DATA FOR THIS TASK »
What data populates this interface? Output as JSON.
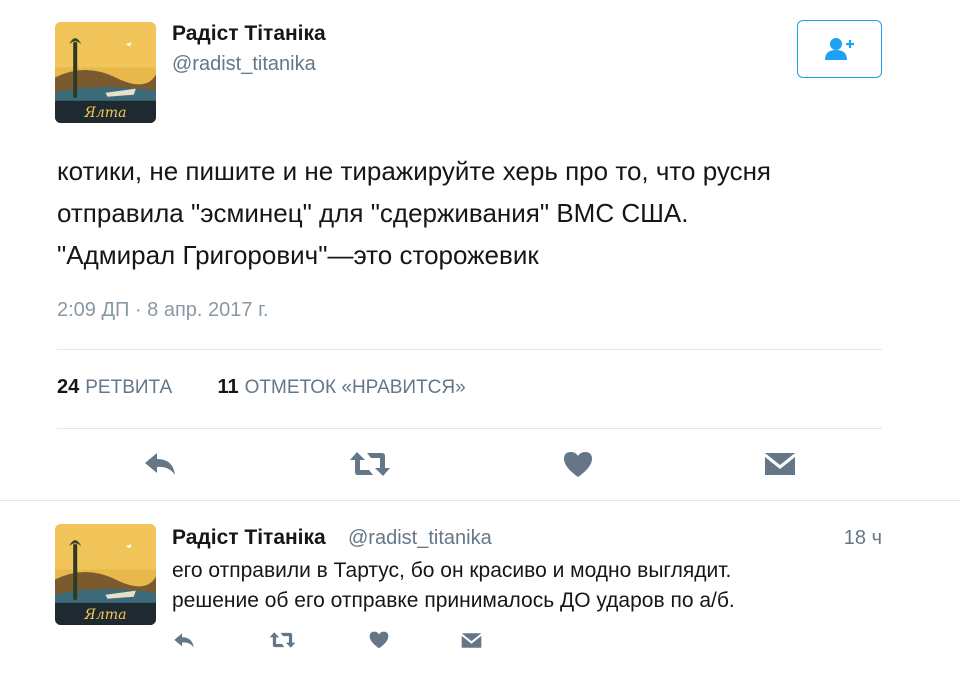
{
  "tweet": {
    "author": {
      "name": "Радіст Тітаніка",
      "handle": "@radist_titanika",
      "avatar_text": "Ялта"
    },
    "follow_button_icon": "add-user-icon",
    "text_lines": [
      "котики, не пишите и не тиражируйте херь про то, что русня",
      "отправила \"эсминец\" для \"сдерживания\" ВМС США.",
      "\"Адмирал Григорович\"—это сторожевик"
    ],
    "timestamp": "2:09 ДП · 8 апр. 2017 г.",
    "stats": {
      "retweets_count": "24",
      "retweets_label": "РЕТВИТА",
      "likes_count": "11",
      "likes_label": "ОТМЕТОК «НРАВИТСЯ»"
    },
    "actions": [
      "reply-icon",
      "retweet-icon",
      "like-icon",
      "message-icon"
    ]
  },
  "reply": {
    "author": {
      "name": "Радіст Тітаніка",
      "handle": "@radist_titanika",
      "avatar_text": "Ялта"
    },
    "time": "18 ч",
    "text_lines": [
      "его отправили в Тартус, бо он красиво и модно выглядит.",
      "решение об его отправке принималось ДО ударов по а/б."
    ],
    "actions": [
      "reply-icon",
      "retweet-icon",
      "like-icon",
      "message-icon"
    ]
  },
  "colors": {
    "accent": "#1da1f2",
    "icon_gray": "#657786",
    "divider": "#e1e8ed"
  }
}
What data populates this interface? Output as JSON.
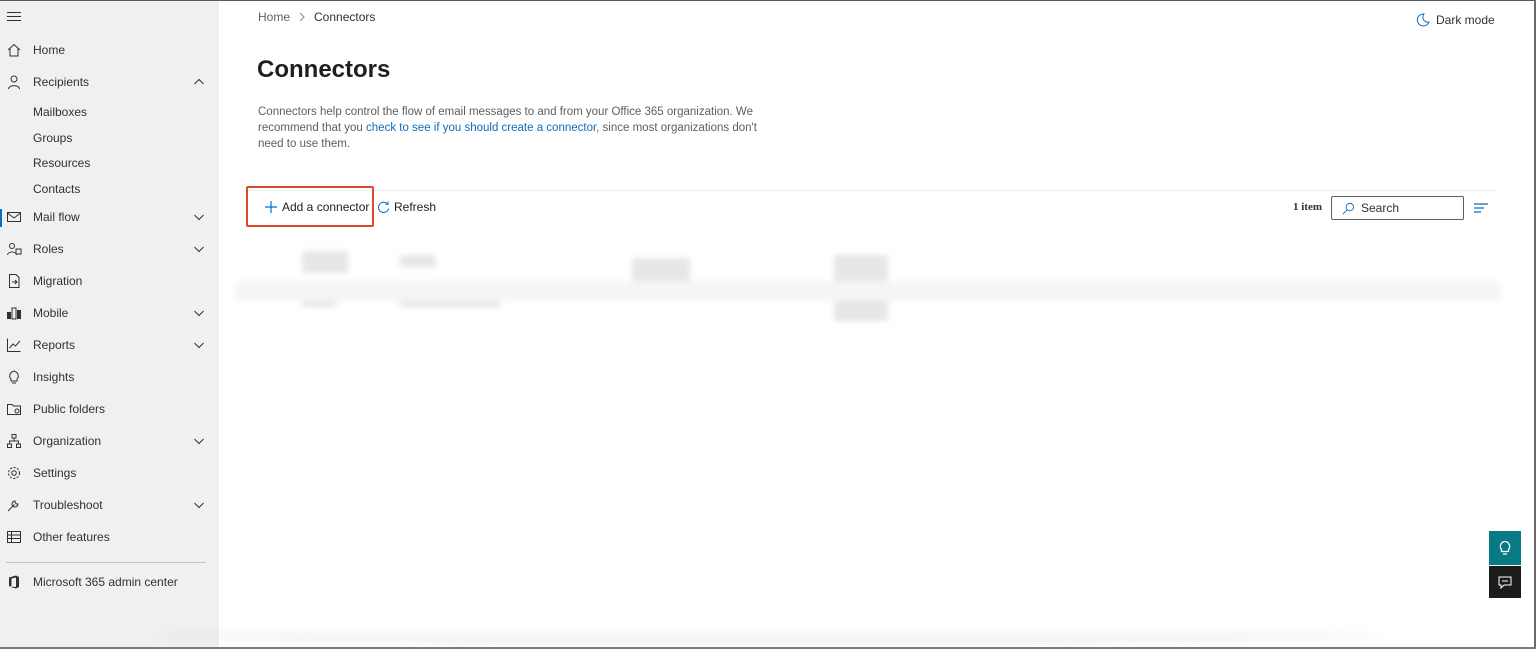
{
  "sidebar": {
    "items": [
      {
        "id": "home",
        "label": "Home",
        "icon": "home-icon",
        "expandable": false
      },
      {
        "id": "recipients",
        "label": "Recipients",
        "icon": "person-icon",
        "expandable": true,
        "expanded": true
      },
      {
        "id": "mail-flow",
        "label": "Mail flow",
        "icon": "mail-icon",
        "expandable": true,
        "active": true
      },
      {
        "id": "roles",
        "label": "Roles",
        "icon": "roles-icon",
        "expandable": true
      },
      {
        "id": "migration",
        "label": "Migration",
        "icon": "migration-icon",
        "expandable": false
      },
      {
        "id": "mobile",
        "label": "Mobile",
        "icon": "mobile-icon",
        "expandable": true
      },
      {
        "id": "reports",
        "label": "Reports",
        "icon": "reports-icon",
        "expandable": true
      },
      {
        "id": "insights",
        "label": "Insights",
        "icon": "lightbulb-icon",
        "expandable": false
      },
      {
        "id": "public-folders",
        "label": "Public folders",
        "icon": "folder-icon",
        "expandable": false
      },
      {
        "id": "organization",
        "label": "Organization",
        "icon": "org-chart-icon",
        "expandable": true
      },
      {
        "id": "settings",
        "label": "Settings",
        "icon": "gear-icon",
        "expandable": false
      },
      {
        "id": "troubleshoot",
        "label": "Troubleshoot",
        "icon": "wrench-icon",
        "expandable": true
      },
      {
        "id": "other-features",
        "label": "Other features",
        "icon": "grid-icon",
        "expandable": false
      }
    ],
    "recipients_sub": [
      "Mailboxes",
      "Groups",
      "Resources",
      "Contacts"
    ],
    "admin_center": {
      "label": "Microsoft 365 admin center",
      "icon": "office-icon"
    }
  },
  "breadcrumb": {
    "home": "Home",
    "current": "Connectors"
  },
  "dark_mode_label": "Dark mode",
  "page": {
    "title": "Connectors",
    "desc_before": "Connectors help control the flow of email messages to and from your Office 365 organization. We recommend that you ",
    "desc_link": "check to see if you should create a connector",
    "desc_after": ", since most organizations don't need to use them."
  },
  "toolbar": {
    "add_label": "Add a connector",
    "refresh_label": "Refresh",
    "item_count": "1 item",
    "search_placeholder": "Search"
  },
  "colors": {
    "accent": "#0f6cbd",
    "highlight_border": "#e04a2a",
    "help_button": "#077a86",
    "chat_button": "#1c1c1c"
  }
}
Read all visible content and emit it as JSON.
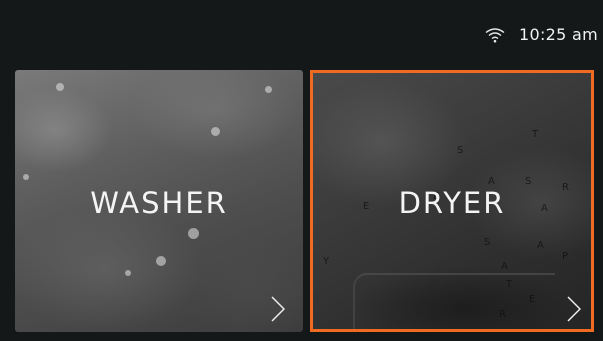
{
  "status": {
    "time": "10:25 am",
    "wifi_icon": "wifi-icon"
  },
  "tiles": [
    {
      "label": "WASHER",
      "selected": false,
      "icon": "chevron-right-icon"
    },
    {
      "label": "DRYER",
      "selected": true,
      "icon": "chevron-right-icon"
    }
  ],
  "colors": {
    "background": "#141819",
    "selected_border": "#f06a21",
    "text": "#f4f4f4"
  }
}
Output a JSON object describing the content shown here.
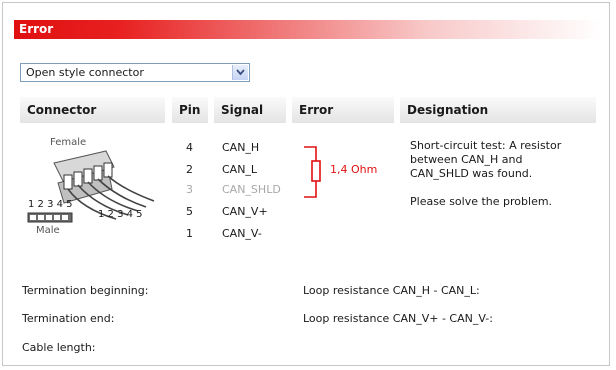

PROMPT » Retype the listing exactly. Pictures do not belong in the copy.

IN RESPONSE »
What data populates this interface? Output as JSON.
{
  "tweet": {
    "author": {
      "name": "Радіст Тітаніка",
      "handle": "@radist_titanika",
      "avatar_text": "Ялта"
    },
    "follow_button_icon": "add-user-icon",
    "text_lines": [
      "котики, не пишите и не тиражируйте херь про то, что русня",
      "отправила \"эсминец\" для \"сдерживания\" ВМС США.",
      "\"Адмирал Григорович\"—это сторожевик"
    ],
    "timestamp": "2:09 ДП · 8 апр. 2017 г.",
    "stats": {
      "retweets_count": "24",
      "retweets_label": "РЕТВИТА",
      "likes_count": "11",
      "likes_label": "ОТМЕТОК «НРАВИТСЯ»"
    },
    "actions": [
      "reply-icon",
      "retweet-icon",
      "like-icon",
      "message-icon"
    ]
  },
  "reply": {
    "author": {
      "name": "Радіст Тітаніка",
      "handle": "@radist_titanika",
      "avatar_text": "Ялта"
    },
    "time": "18 ч",
    "text_lines": [
      "его отправили в Тартус, бо он красиво и модно выглядит.",
      "решение об его отправке принималось ДО ударов по а/б."
    ],
    "actions": [
      "reply-icon",
      "retweet-icon",
      "like-icon",
      "message-icon"
    ]
  },
  "colors": {
    "accent": "#1da1f2",
    "icon_gray": "#657786",
    "divider": "#e1e8ed"
  }
}
What data populates this interface? Output as JSON.
{
  "sidebar": {
    "items": [
      {
        "id": "home",
        "label": "Home",
        "icon": "home-icon",
        "expandable": false
      },
      {
        "id": "recipients",
        "label": "Recipients",
        "icon": "person-icon",
        "expandable": true,
        "expanded": true
      },
      {
        "id": "mail-flow",
        "label": "Mail flow",
        "icon": "mail-icon",
        "expandable": true,
        "active": true
      },
      {
        "id": "roles",
        "label": "Roles",
        "icon": "roles-icon",
        "expandable": true
      },
      {
        "id": "migration",
        "label": "Migration",
        "icon": "migration-icon",
        "expandable": false
      },
      {
        "id": "mobile",
        "label": "Mobile",
        "icon": "mobile-icon",
        "expandable": true
      },
      {
        "id": "reports",
        "label": "Reports",
        "icon": "reports-icon",
        "expandable": true
      },
      {
        "id": "insights",
        "label": "Insights",
        "icon": "lightbulb-icon",
        "expandable": false
      },
      {
        "id": "public-folders",
        "label": "Public folders",
        "icon": "folder-icon",
        "expandable": false
      },
      {
        "id": "organization",
        "label": "Organization",
        "icon": "org-chart-icon",
        "expandable": true
      },
      {
        "id": "settings",
        "label": "Settings",
        "icon": "gear-icon",
        "expandable": false
      },
      {
        "id": "troubleshoot",
        "label": "Troubleshoot",
        "icon": "wrench-icon",
        "expandable": true
      },
      {
        "id": "other-features",
        "label": "Other features",
        "icon": "grid-icon",
        "expandable": false
      }
    ],
    "recipients_sub": [
      "Mailboxes",
      "Groups",
      "Resources",
      "Contacts"
    ],
    "admin_center": {
      "label": "Microsoft 365 admin center",
      "icon": "office-icon"
    }
  },
  "breadcrumb": {
    "home": "Home",
    "current": "Connectors"
  },
  "dark_mode_label": "Dark mode",
  "page": {
    "title": "Connectors",
    "desc_before": "Connectors help control the flow of email messages to and from your Office 365 organization. We recommend that you ",
    "desc_link": "check to see if you should create a connector",
    "desc_after": ", since most organizations don't need to use them."
  },
  "toolbar": {
    "add_label": "Add a connector",
    "refresh_label": "Refresh",
    "item_count": "1 item",
    "search_placeholder": "Search"
  },
  "colors": {
    "accent": "#0f6cbd",
    "highlight_border": "#e04a2a",
    "help_button": "#077a86",
    "chat_button": "#1c1c1c"
  }
}
Read all visible content and emit it as JSON.
{
  "status": {
    "time": "10:25 am",
    "wifi_icon": "wifi-icon"
  },
  "tiles": [
    {
      "label": "WASHER",
      "selected": false,
      "icon": "chevron-right-icon"
    },
    {
      "label": "DRYER",
      "selected": true,
      "icon": "chevron-right-icon"
    }
  ],
  "colors": {
    "background": "#141819",
    "selected_border": "#f06a21",
    "text": "#f4f4f4"
  }
}
Output a JSON object describing the content shown here.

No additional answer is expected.